[Data entries]
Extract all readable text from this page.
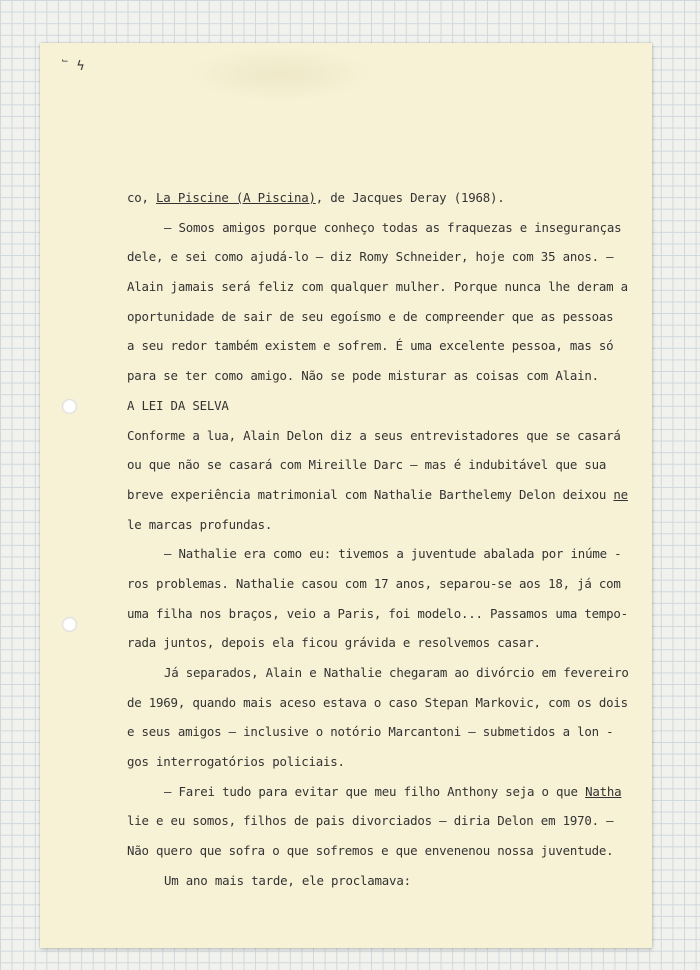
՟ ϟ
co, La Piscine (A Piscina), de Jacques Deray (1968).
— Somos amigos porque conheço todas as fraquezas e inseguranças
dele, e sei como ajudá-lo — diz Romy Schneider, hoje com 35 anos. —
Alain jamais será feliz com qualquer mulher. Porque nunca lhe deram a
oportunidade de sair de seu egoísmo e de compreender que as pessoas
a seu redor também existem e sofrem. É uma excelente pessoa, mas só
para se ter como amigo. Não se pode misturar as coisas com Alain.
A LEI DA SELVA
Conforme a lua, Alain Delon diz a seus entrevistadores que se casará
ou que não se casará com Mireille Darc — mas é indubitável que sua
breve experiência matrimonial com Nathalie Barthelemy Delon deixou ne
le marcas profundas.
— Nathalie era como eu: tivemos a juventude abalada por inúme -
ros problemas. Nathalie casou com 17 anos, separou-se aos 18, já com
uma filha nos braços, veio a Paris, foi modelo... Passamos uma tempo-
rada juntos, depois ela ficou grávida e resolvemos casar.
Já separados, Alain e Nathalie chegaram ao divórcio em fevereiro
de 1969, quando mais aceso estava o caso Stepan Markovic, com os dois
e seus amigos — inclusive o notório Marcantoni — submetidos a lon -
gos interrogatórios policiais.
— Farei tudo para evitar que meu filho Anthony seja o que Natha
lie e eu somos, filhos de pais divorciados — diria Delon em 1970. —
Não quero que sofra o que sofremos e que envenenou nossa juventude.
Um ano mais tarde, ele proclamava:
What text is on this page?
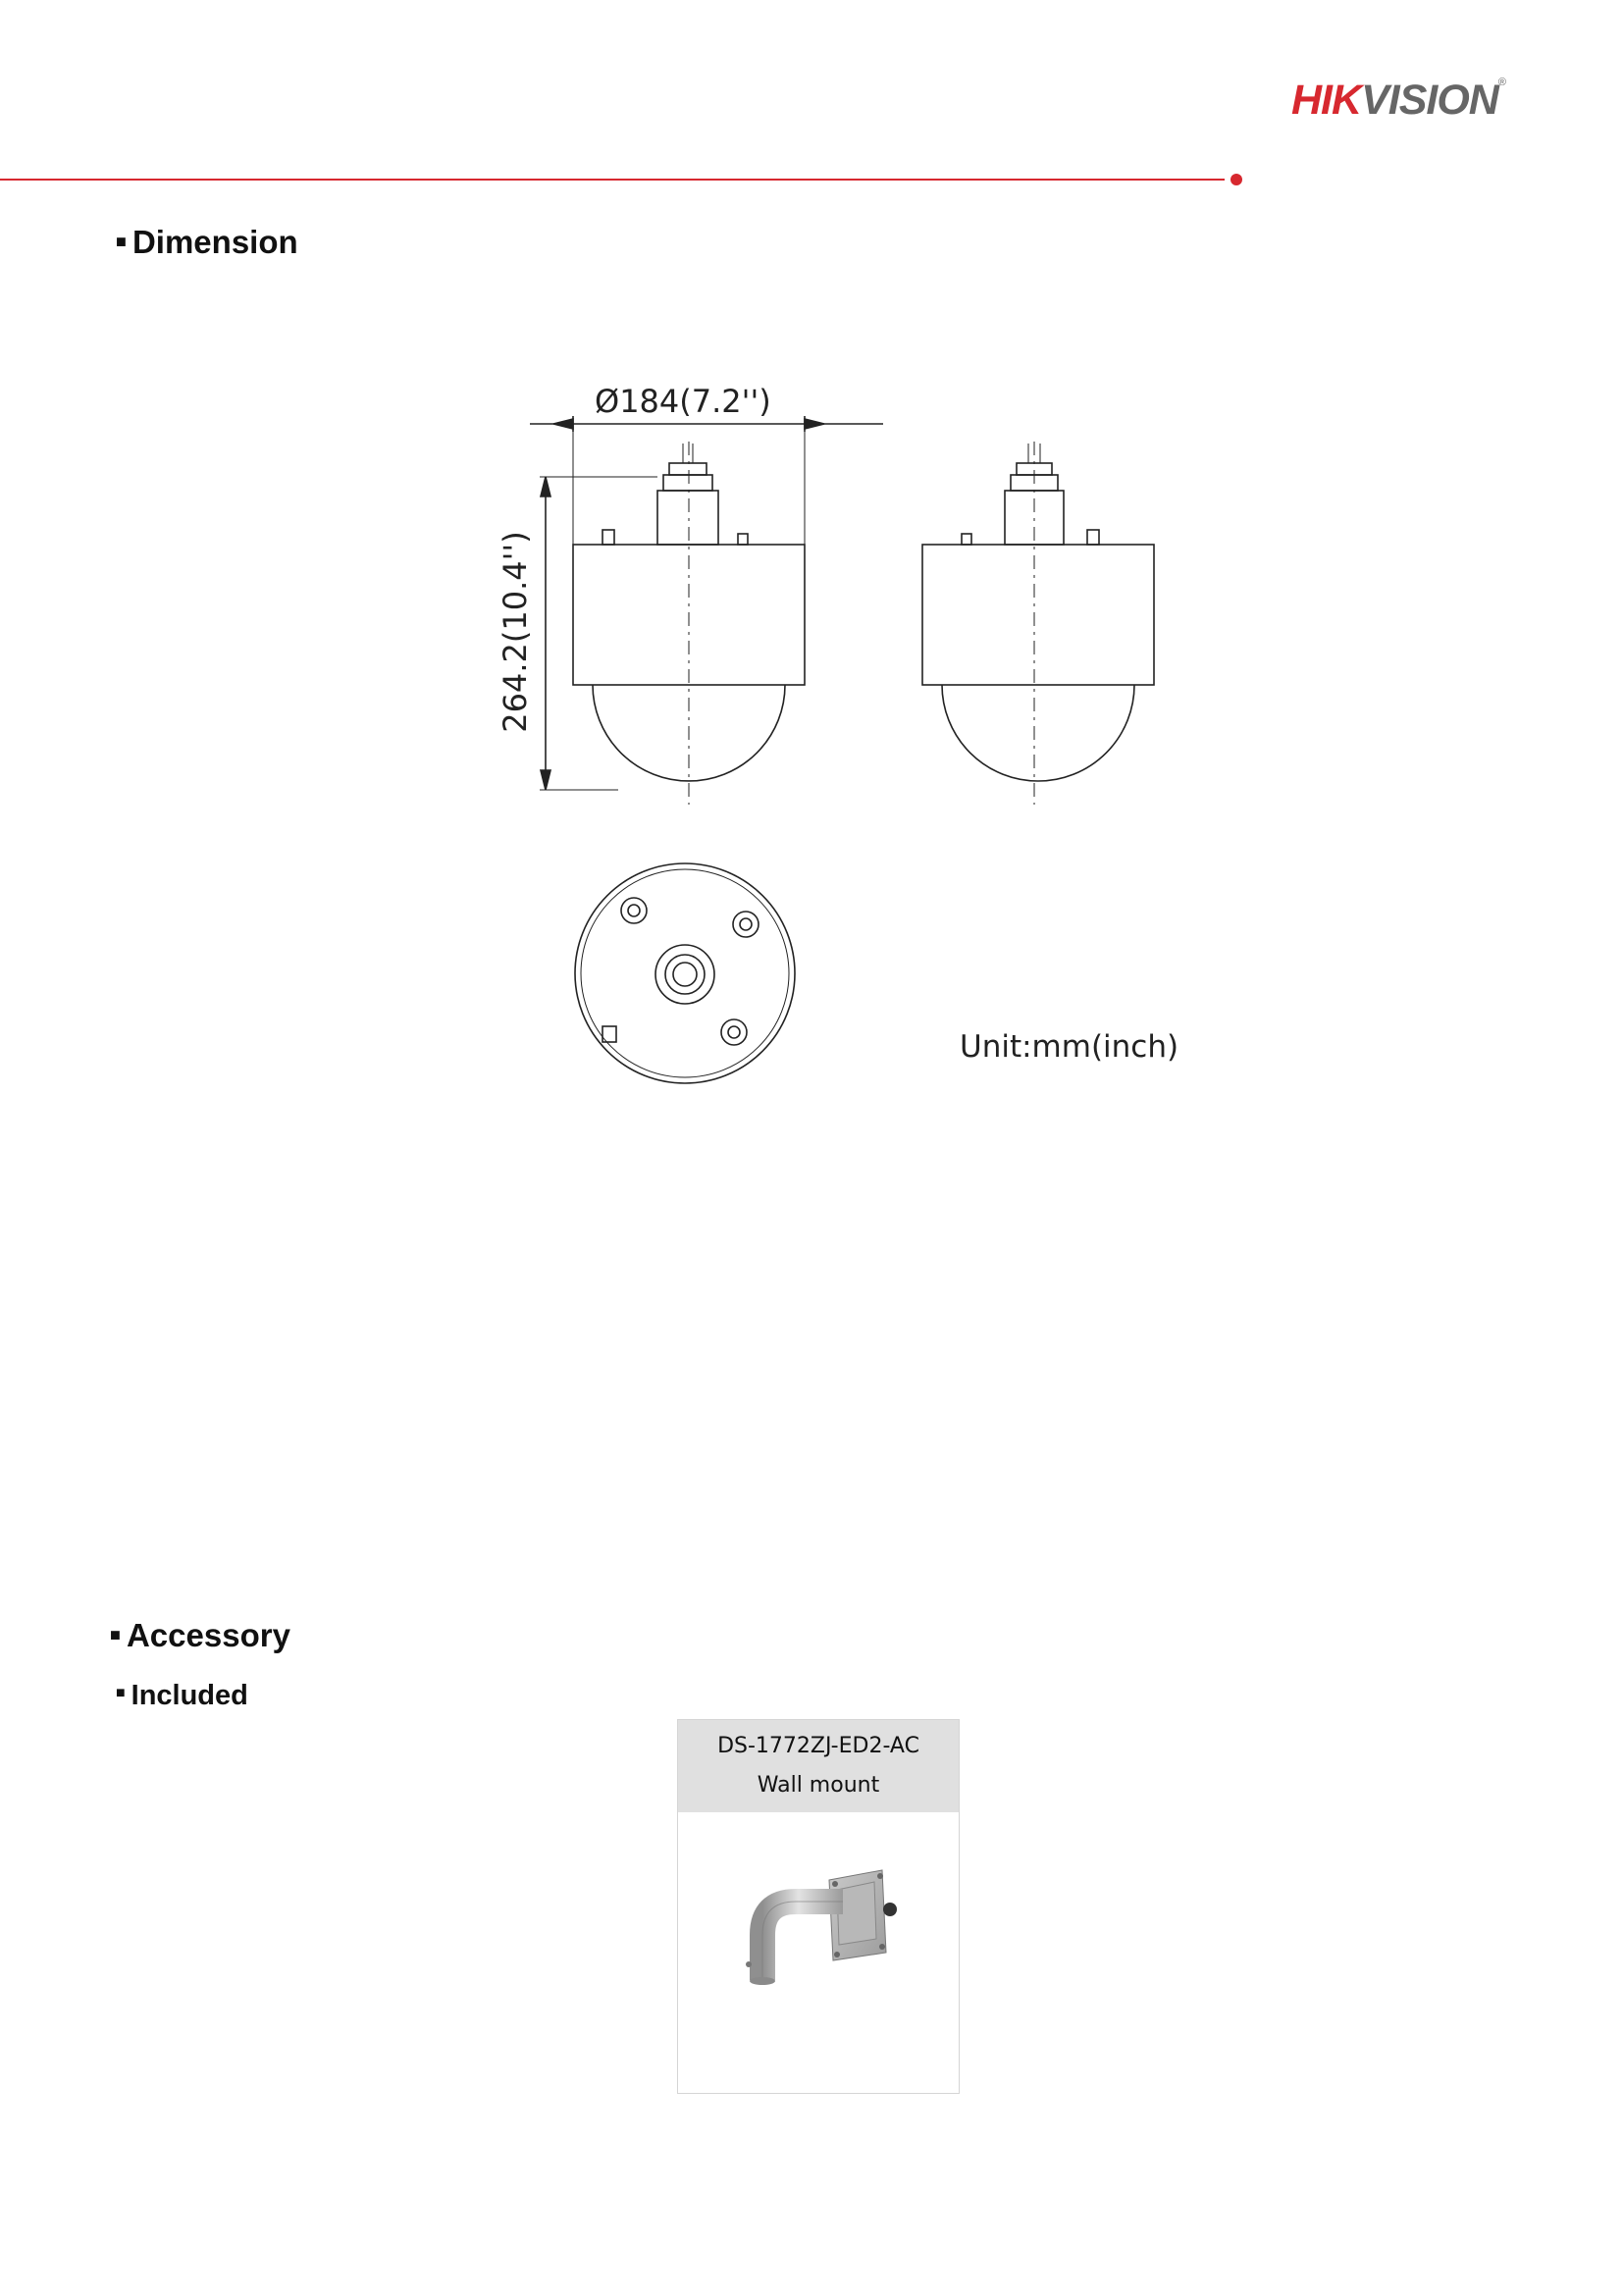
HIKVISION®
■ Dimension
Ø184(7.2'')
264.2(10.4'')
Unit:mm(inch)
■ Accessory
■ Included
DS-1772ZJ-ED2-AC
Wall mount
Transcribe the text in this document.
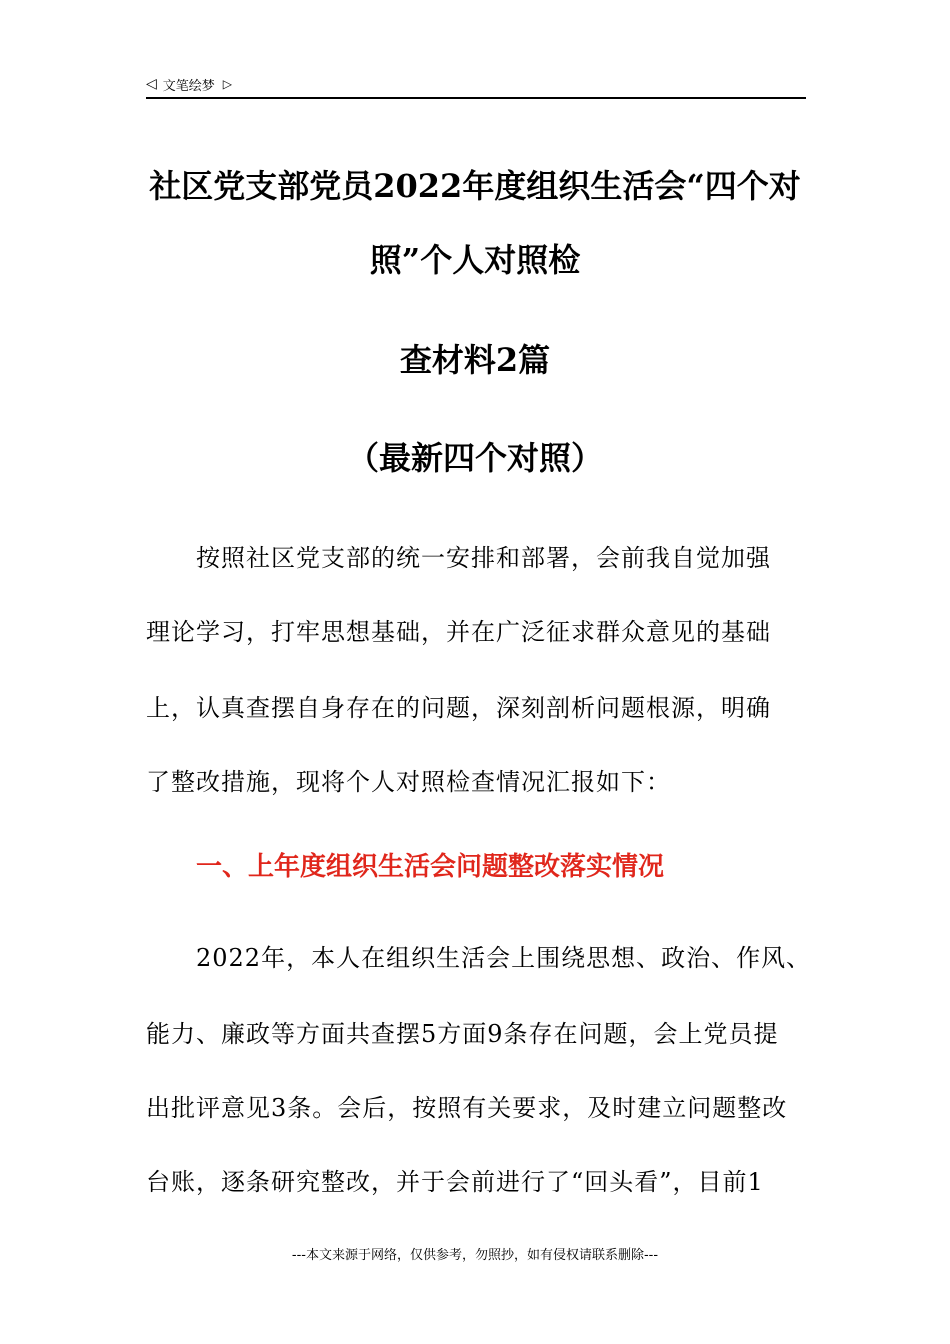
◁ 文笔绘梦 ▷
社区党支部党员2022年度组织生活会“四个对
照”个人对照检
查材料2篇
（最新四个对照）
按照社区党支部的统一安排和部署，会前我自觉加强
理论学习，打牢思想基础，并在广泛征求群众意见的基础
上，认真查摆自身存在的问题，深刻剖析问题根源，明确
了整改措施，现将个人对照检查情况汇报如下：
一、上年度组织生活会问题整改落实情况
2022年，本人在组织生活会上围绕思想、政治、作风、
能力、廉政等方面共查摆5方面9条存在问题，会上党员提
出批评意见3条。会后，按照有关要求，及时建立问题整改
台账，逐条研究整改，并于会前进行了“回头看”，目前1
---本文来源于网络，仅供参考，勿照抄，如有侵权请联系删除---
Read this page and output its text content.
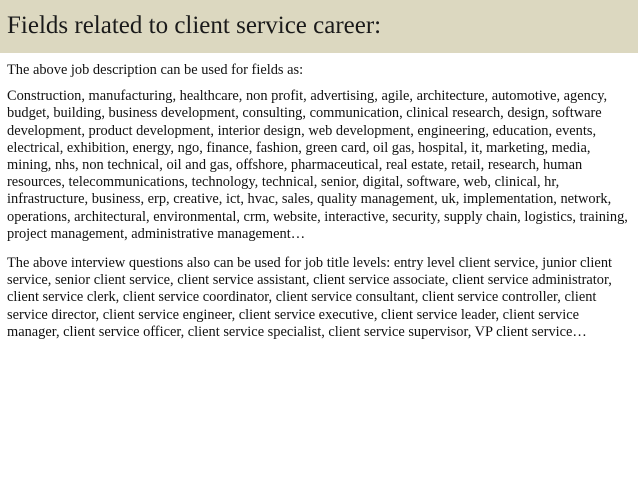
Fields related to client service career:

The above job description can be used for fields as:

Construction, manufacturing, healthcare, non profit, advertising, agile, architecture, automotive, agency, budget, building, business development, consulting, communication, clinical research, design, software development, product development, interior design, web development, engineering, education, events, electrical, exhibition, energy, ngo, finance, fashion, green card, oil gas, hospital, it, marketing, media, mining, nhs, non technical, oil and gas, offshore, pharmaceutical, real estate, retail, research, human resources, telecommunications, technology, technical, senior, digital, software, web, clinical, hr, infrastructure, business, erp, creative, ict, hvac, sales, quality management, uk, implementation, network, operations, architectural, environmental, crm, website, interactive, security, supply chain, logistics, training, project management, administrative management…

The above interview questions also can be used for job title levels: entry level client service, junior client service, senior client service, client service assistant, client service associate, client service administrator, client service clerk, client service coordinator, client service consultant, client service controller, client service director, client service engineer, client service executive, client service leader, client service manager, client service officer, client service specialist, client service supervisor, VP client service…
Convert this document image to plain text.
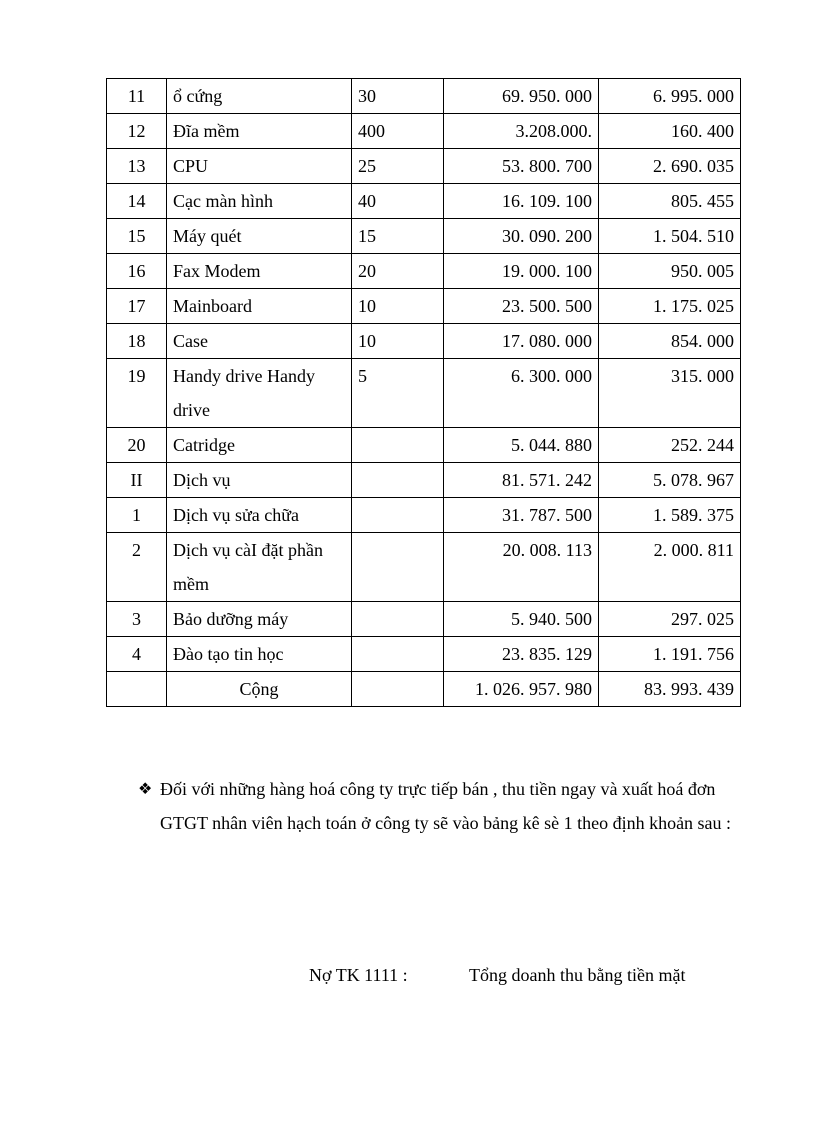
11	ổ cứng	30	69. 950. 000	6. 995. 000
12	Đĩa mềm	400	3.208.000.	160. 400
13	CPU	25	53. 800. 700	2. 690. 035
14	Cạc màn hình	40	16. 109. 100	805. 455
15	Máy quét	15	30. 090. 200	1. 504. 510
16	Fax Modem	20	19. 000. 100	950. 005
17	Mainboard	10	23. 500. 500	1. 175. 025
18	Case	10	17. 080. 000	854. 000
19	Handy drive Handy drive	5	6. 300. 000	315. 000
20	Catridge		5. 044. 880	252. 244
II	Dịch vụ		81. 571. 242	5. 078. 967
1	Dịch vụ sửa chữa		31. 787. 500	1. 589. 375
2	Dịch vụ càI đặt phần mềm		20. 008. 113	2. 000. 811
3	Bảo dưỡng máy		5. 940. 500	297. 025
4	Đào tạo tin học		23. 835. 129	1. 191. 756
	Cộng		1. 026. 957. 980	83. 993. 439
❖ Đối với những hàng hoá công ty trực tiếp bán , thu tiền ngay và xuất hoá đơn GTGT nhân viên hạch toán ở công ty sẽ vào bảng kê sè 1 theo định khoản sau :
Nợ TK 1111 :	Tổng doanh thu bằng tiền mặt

WRITTEN EXERCISE | Every line above should be repeated exactly; pictures stay out of the copy.

RESULT FOR THIS TASK |
Extract all readable text from this page.
՟ ϟ
co, La Piscine (A Piscina), de Jacques Deray (1968).
— Somos amigos porque conheço todas as fraquezas e inseguranças
dele, e sei como ajudá-lo — diz Romy Schneider, hoje com 35 anos. —
Alain jamais será feliz com qualquer mulher. Porque nunca lhe deram a
oportunidade de sair de seu egoísmo e de compreender que as pessoas
a seu redor também existem e sofrem. É uma excelente pessoa, mas só
para se ter como amigo. Não se pode misturar as coisas com Alain.
A LEI DA SELVA
Conforme a lua, Alain Delon diz a seus entrevistadores que se casará
ou que não se casará com Mireille Darc — mas é indubitável que sua
breve experiência matrimonial com Nathalie Barthelemy Delon deixou ne
le marcas profundas.
— Nathalie era como eu: tivemos a juventude abalada por inúme -
ros problemas. Nathalie casou com 17 anos, separou-se aos 18, já com
uma filha nos braços, veio a Paris, foi modelo... Passamos uma tempo-
rada juntos, depois ela ficou grávida e resolvemos casar.
Já separados, Alain e Nathalie chegaram ao divórcio em fevereiro
de 1969, quando mais aceso estava o caso Stepan Markovic, com os dois
e seus amigos — inclusive o notório Marcantoni — submetidos a lon -
gos interrogatórios policiais.
— Farei tudo para evitar que meu filho Anthony seja o que Natha
lie e eu somos, filhos de pais divorciados — diria Delon em 1970. —
Não quero que sofra o que sofremos e que envenenou nossa juventude.
Um ano mais tarde, ele proclamava:
What text is on this page?
HIKVISION®
■ Dimension
Ø184(7.2'')
264.2(10.4'')
Unit:mm(inch)
■ Accessory
■ Included
DS-1772ZJ-ED2-AC
Wall mount
Transcribe the text in this document.
◁ 文笔绘梦 ▷
社区党支部党员2022年度组织生活会“四个对
照”个人对照检
查材料2篇
（最新四个对照）
按照社区党支部的统一安排和部署，会前我自觉加强
理论学习，打牢思想基础，并在广泛征求群众意见的基础
上，认真查摆自身存在的问题，深刻剖析问题根源，明确
了整改措施，现将个人对照检查情况汇报如下：
一、上年度组织生活会问题整改落实情况
2022年，本人在组织生活会上围绕思想、政治、作风、
能力、廉政等方面共查摆5方面9条存在问题，会上党员提
出批评意见3条。会后，按照有关要求，及时建立问题整改
台账，逐条研究整改，并于会前进行了“回头看”，目前1
---本文来源于网络，仅供参考，勿照抄，如有侵权请联系删除---
Read this page and output its text content.
Fields related to client service career:

The above job description can be used for fields as:

Construction, manufacturing, healthcare, non profit, advertising, agile, architecture, automotive, agency, budget, building, business development, consulting, communication, clinical research, design, software development, product development, interior design, web development, engineering, education, events, electrical, exhibition, energy, ngo, finance, fashion, green card, oil gas, hospital, it, marketing, media, mining, nhs, non technical, oil and gas, offshore, pharmaceutical, real estate, retail, research, human resources, telecommunications, technology, technical, senior, digital, software, web, clinical, hr, infrastructure, business, erp, creative, ict, hvac, sales, quality management, uk, implementation, network, operations, architectural, environmental, crm, website, interactive, security, supply chain, logistics, training, project management, administrative management…

The above interview questions also can be used for job title levels: entry level client service, junior client service, senior client service, client service assistant, client service associate, client service administrator, client service clerk, client service coordinator, client service consultant, client service controller, client service director, client service engineer, client service executive, client service leader, client service manager, client service officer, client service specialist, client service supervisor, VP client service…
Convert this document image to plain text.
11	ổ cứng	30	69. 950. 000	6. 995. 000
12	Đĩa mềm	400	3.208.000.	160. 400
13	CPU	25	53. 800. 700	2. 690. 035
14	Cạc màn hình	40	16. 109. 100	805. 455
15	Máy quét	15	30. 090. 200	1. 504. 510
16	Fax Modem	20	19. 000. 100	950. 005
17	Mainboard	10	23. 500. 500	1. 175. 025
18	Case	10	17. 080. 000	854. 000
19	Handy drive Handy drive	5	6. 300. 000	315. 000
20	Catridge		5. 044. 880	252. 244
II	Dịch vụ		81. 571. 242	5. 078. 967
1	Dịch vụ sửa chữa		31. 787. 500	1. 589. 375
2	Dịch vụ càI đặt phần mềm		20. 008. 113	2. 000. 811
3	Bảo dưỡng máy		5. 940. 500	297. 025
4	Đào tạo tin học		23. 835. 129	1. 191. 756
	Cộng		1. 026. 957. 980	83. 993. 439
❖ Đối với những hàng hoá công ty trực tiếp bán , thu tiền ngay và xuất hoá đơn GTGT nhân viên hạch toán ở công ty sẽ vào bảng kê sè 1 theo định khoản sau :
Nợ TK 1111 :	Tổng doanh thu bằng tiền mặt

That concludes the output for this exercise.